● STATED PROBLEM:
Identify every line containing the word "ludzi" and reproduce each one.

● MATERIAL FOR THIS TASK:
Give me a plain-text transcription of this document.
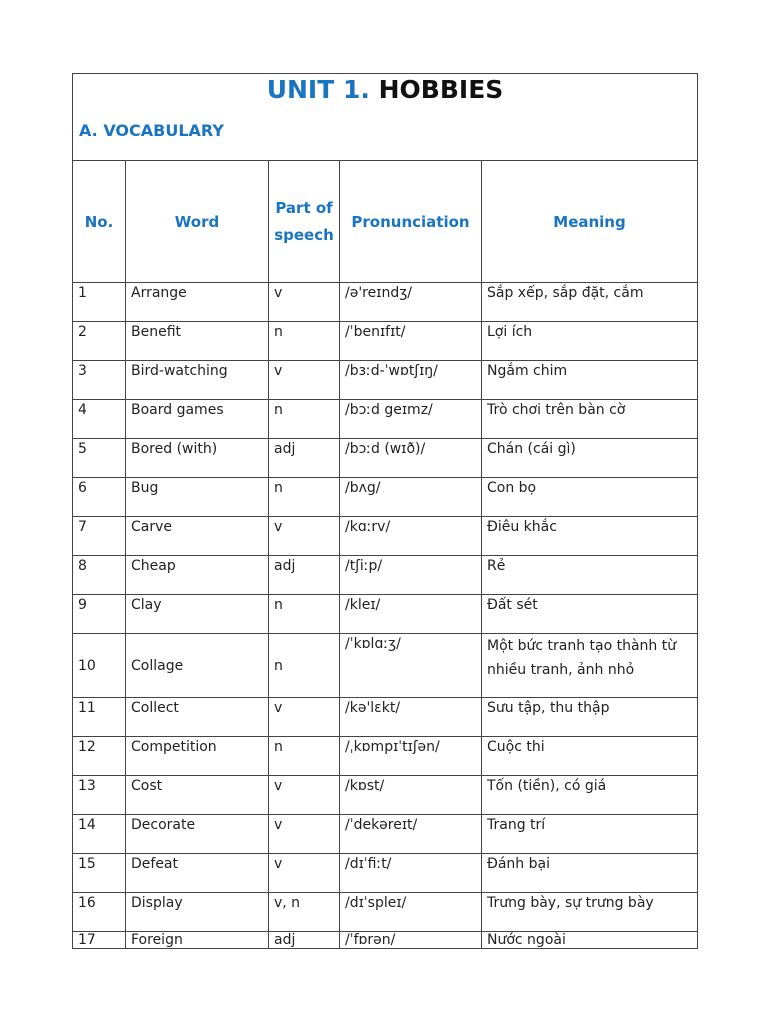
UNIT 1. HOBBIES
A. VOCABULARY				

No.	Word	Part of speech	Pronunciation	Meaning

1	Arrange	v	/ə'reɪndʒ/	Sắp xếp, sắp đặt, cắm

2	Benefit	n	/ˈbenɪfɪt/	Lợi ích

3	Bird-watching	v	/bɜːd-ˈwɒtʃɪŋ/	Ngắm chim

4	Board games	n	/bɔːd geɪmz/	Trò chơi trên bàn cờ

5	Bored (with)	adj	/bɔːd (wɪð)/	Chán (cái gì)

6	Bug	n	/bʌg/	Con bọ

7	Carve	v	/kɑːrv/	Điêu khắc

8	Cheap	adj	/tʃiːp/	Rẻ

9	Clay	n	/kleɪ/	Đất sét

10	Collage	n	/ˈkɒlɑːʒ/	Một bức tranh tạo thành từ nhiều tranh, ảnh nhỏ

11	Collect	v	/kə'lɛkt/	Sưu tập, thu thập

12	Competition	n	/ˌkɒmpɪˈtɪʃən/	Cuộc thi

13	Cost	v	/kɒst/	Tốn (tiền), có giá

14	Decorate	v	/ˈdekəreɪt/	Trang trí

15	Defeat	v	/dɪˈfiːt/	Đánh bại

16	Display	v, n	/dɪˈspleɪ/	Trưng bày, sự trưng bày

17	Foreign	adj	/ˈfɒrən/	Nước ngoài
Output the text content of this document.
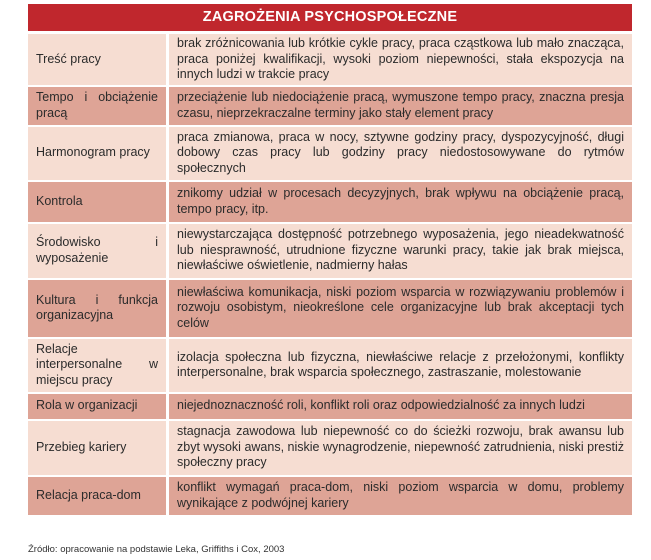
ZAGROŻENIA PSYCHOSPOŁECZNE
Treść pracy	brak zróżnicowania lub krótkie cykle pracy, praca cząstkowa lub mało znacząca, praca poniżej kwalifikacji, wysoki poziom niepewności, stała ekspozycja na innych ludzi w trakcie pracy
Tempo i obciążenie pracą	przeciążenie lub niedociążenie pracą, wymuszone tempo pracy, znaczna presja czasu, nieprzekraczalne terminy jako stały element pracy
Harmonogram pracy	praca zmianowa, praca w nocy, sztywne godziny pracy, dyspozycyjność, długi dobowy czas pracy lub godziny pracy niedostosowywane do rytmów społecznych
Kontrola	znikomy udział w procesach decyzyjnych, brak wpływu na obciążenie pracą, tempo pracy, itp.
Środowisko i wyposażenie	niewystarczająca dostępność potrzebnego wyposażenia, jego nieadekwatność lub niesprawność, utrudnione fizyczne warunki pracy, takie jak brak miejsca, niewłaściwe oświetlenie, nadmierny hałas
Kultura i funkcja organizacyjna	niewłaściwa komunikacja, niski poziom wsparcia w rozwiązywaniu problemów i rozwoju osobistym, nieokreślone cele organizacyjne lub brak akceptacji tych celów
Relacje interpersonalne w miejscu pracy	izolacja społeczna lub fizyczna, niewłaściwe relacje z przełożonymi, konflikty interpersonalne, brak wsparcia społecznego, zastraszanie, molestowanie
Rola w organizacji	niejednoznaczność roli, konflikt roli oraz odpowiedzialność za innych ludzi
Przebieg kariery	stagnacja zawodowa lub niepewność co do ścieżki rozwoju, brak awansu lub zbyt wysoki awans, niskie wynagrodzenie, niepewność zatrudnienia, niski prestiż społeczny pracy
Relacja praca-dom	konflikt wymagań praca-dom, niski poziom wsparcia w domu, problemy wynikające z podwójnej kariery
Źródło: opracowanie na podstawie Leka, Griffiths i Cox, 2003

● ANSWER IN FULL:
Treść pracy	brak zróżnicowania lub krótkie cykle pracy, praca cząstkowa lub mało znacząca, praca poniżej kwalifikacji, wysoki poziom niepewności, stała ekspozycja na innych ludzi w trakcie pracy
Rola w organizacji	niejednoznaczność roli, konflikt roli oraz odpowiedzialność za innych ludzi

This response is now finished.